## REQUIREMENTS
1) Answer these from the description of the word-counting package:
(a) Which Python version was the package tested against?
(b) Which library does the function use for its Unicode support?
(c) What is the default chunk size for reading a file?
2) Carry on the description of the word-counting package from the point where it ends.

## SOURCE TEXT
───
Skip to main content

Fast count of the occurrences of words in a text file or a given string - low memory consumption

Project description

Fast count of the occurrences of words in a text file or a given string - low memory consumption

pip install lowmemorywordcount

Tested against Windows 10 / Python 3.10 / Anaconda

The count_words function provides a powerful and customizable tool for counting word occurrences in both files and strings, making it valuable for a wide range of professionals dealing with textual data

Customization:

The function allows users to customize word counting by providing several optional parameters. Users can specify the encoding, error handling, chunk size for file reading, inclusion of hyphens in words, inclusion of words containing numbers, file mode, ignoring case sensitivity, and setting minimum and maximum word lengths. This level of customization allows users to tailor the word counting process to their specific requirements.

Efficiency:

The function reads the input file in chunks, which is memory-efficient for large files. By processing data in chunks, it reduces memory consumption and is suitable for handling large text files without running into memory-related issues.

Unicode Support:

The function leverages the regex library, which provides excellent support for Unicode characters. This means it can handle words from various languages and character sets, making it suitable for analyzing text data in diverse contexts.

Word Frequency Counting:

The function utilizes a defaultdict to store word frequencies, which provides a convenient way to count occurrences of words. Users can access the counts directly by using the word as a key without needing to initialize the count for each word manually.

Flexibility:

The function can work with both file paths and strings as inputs. This flexibility allows users to analyze text from different sources, whether it's from a file on disk or a dynamically generated string.

    Parameters:
        file_or_string (str | bytes): The path to the text file or the input string.
        encoding (str, optional): The encoding to use for reading the file (default is "utf-8").
        errors (str, optional): How to handle encoding errors while reading the file (default is "ignore").
        chunk_size (int, optional): The size of the data chunk to read from the file (default is 8192 bytes).
        words_with_hyphen (bool, optional): Set to True to include hyphens as part of words (default is True).
───
## GIVEN MATERIAL

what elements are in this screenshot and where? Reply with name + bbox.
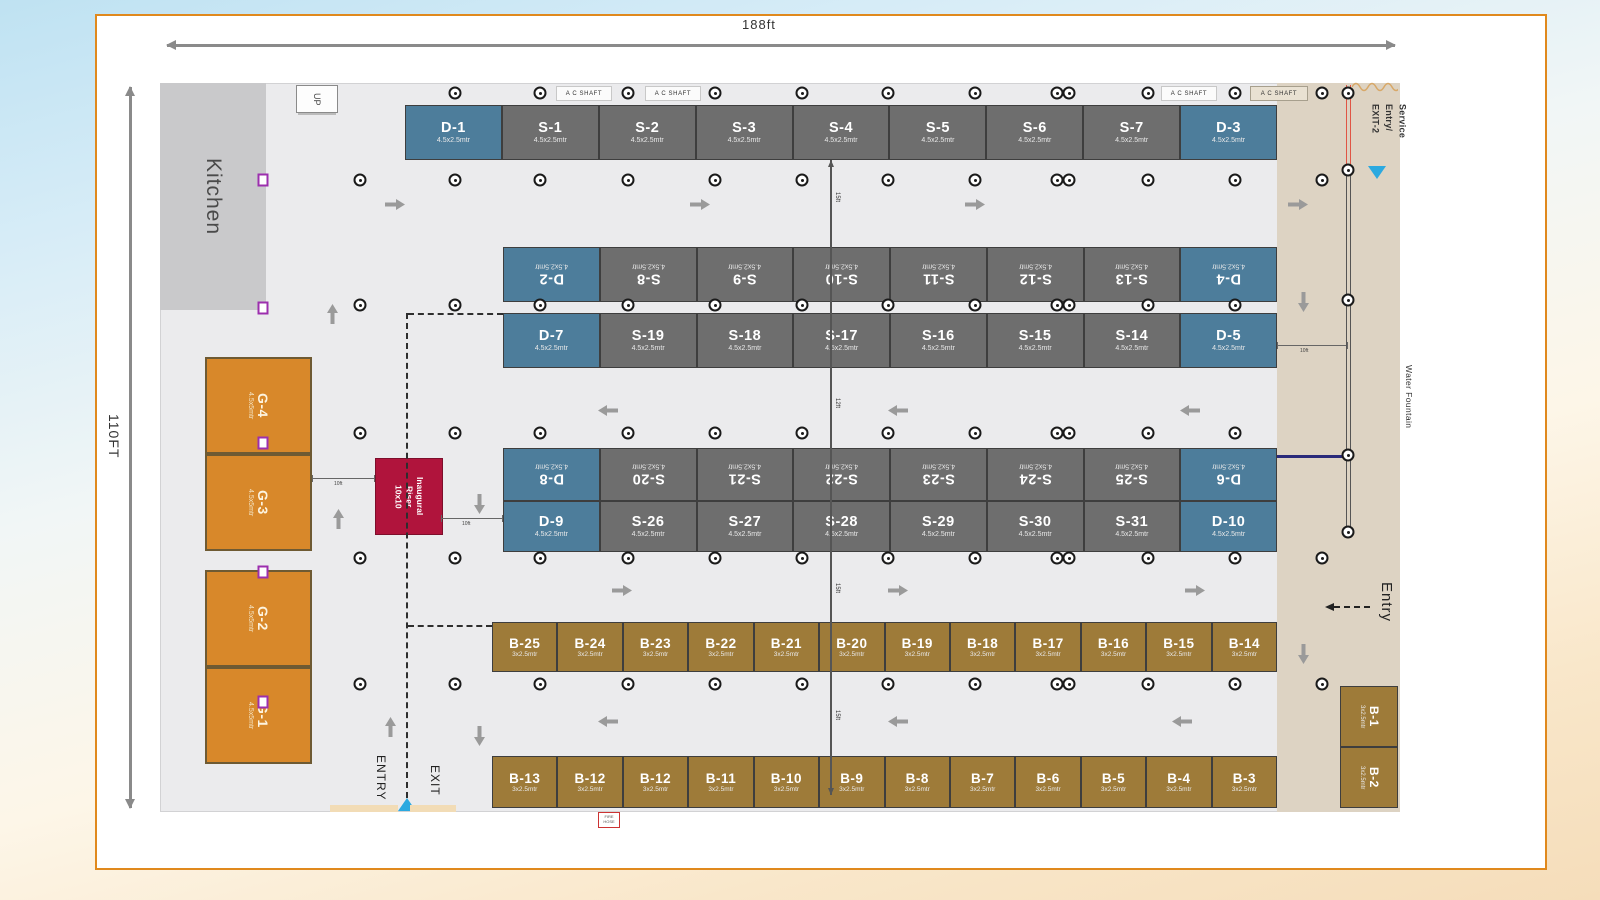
───
## EXPECTED RESULTS
1)
(a) Python 3.10
(b) The regex library
(c) 8192 bytes

2)
        include_numbers (bool, optional): Set to True to include numbers like "111", strings like: "70s" are always included (default is False).
        mode (str, optional): The file mode to open the file (default is "r").
        ignore_case (bool, optional): Set to True to ignore the case when counting words (default is True).
        min_len (int | None, optional): The minimum length of words to include (default is None, which means no minimum).
        max_len (int | None, optional): The maximum length of words to include (default is None, which means no maximum).

    Returns:
        defaultdict: A defaultdict with words as keys and their occurrences as values.

    Example:
        from lowmemorywordcount import count_words
        # Count words in a text file
        di = count_words(
            file_or_string=r"F:\textfile.txt",
            encoding="utf-8",
            errors="ignore",
            chunk_size=8192,
            words_with_hyphen=False,
            include_numbers=False,
            mode="r",
            ignore_case=True,
            min_len=None,
            max_len=None,
        )

        from lowmemorywordcount import count_words
        # Count words in a string or file
        di = count_words(
            file_or_string=b"This is a sample text. It contains some words, including words like 'apple' and 'orange'.",
            encoding="utf-8",
            words_with_hyphen=False,
            include_numbers=False,
            ignore_case=True,
            min_len=3,
            max_len=10,
            mode='rb'
        )

        Out[6]:
        defaultdict(int,
                    {b'this': 1,
                     b'sample': 1,
                     b'text': 1,
                     b'contains': 1,
                     b'some': 1,
                     b'words': 2,
                     b'including': 1,
                     b'like': 1,
                     b'apple': 1,
                     b'and': 1,
                     b'orange': 1})

        from lowmemorywordcount import count_words
        di = count_words(
            file_or_string="This is a sample text. It contains some words, including words like 'apple' and 'orange'.",
            encoding="utf-8",
            words_with_hyphen=False,
            include_numbers=False,
            ignore_case=True,
            min_len=3,
            max_len=10,
            mode='r'
        )
        Out[8]:
        defaultdict(int,
                    {'this': 1,
                     'sample': 1,
                     'text': 1,
                     'contains': 1,
                     'some': 1,
                     'words': 2,
                     'including': 1,
                     'like': 1,
                     'apple': 1,
                     'and': 1,
                     'orange': 1})

Project details


Download files

Download the file for your platform. If you're not sure which to choose, learn more about installing packages.

Source Distribution

lowmemorywordcount-0.10.tar.gz (10.1 kB view details)

Uploaded Source

Built Distribution

lowmemorywordcount-0.10-py3-none-any.whl (11.7 kB view details)

Uploaded Python 3

File details

Details for the file lowmemorywordcount-0.10.tar.gz.

File metadata

  • Download URL: lowmemorywordcount-0.10.tar.gz
  • Upload date:
  • Size: 10.1 kB
  • Tags: Source
  • Uploaded using Trusted Publishing? No
  • Uploaded via: twine/4.0.2 CPython/3.10.10

File hashes

Hashes for lowmemorywordcount-0.10.tar.gz
Algorithm Hash digest
SHA256 0886d812ffd2b4b15c59638e8a91aa96787ae60607d9dbc355c40f02cc45ba97
MD5 8d6aa0dcda3dfc348c3ab18b9f6be3b5
BLAKE2b-256 55100370226d937e5ea53f65c9812151117ccf296758515d430389fe512e7147

See more details on using hashes here.

File details

Details for the file lowmemorywordcount-0.10-py3-none-any.whl.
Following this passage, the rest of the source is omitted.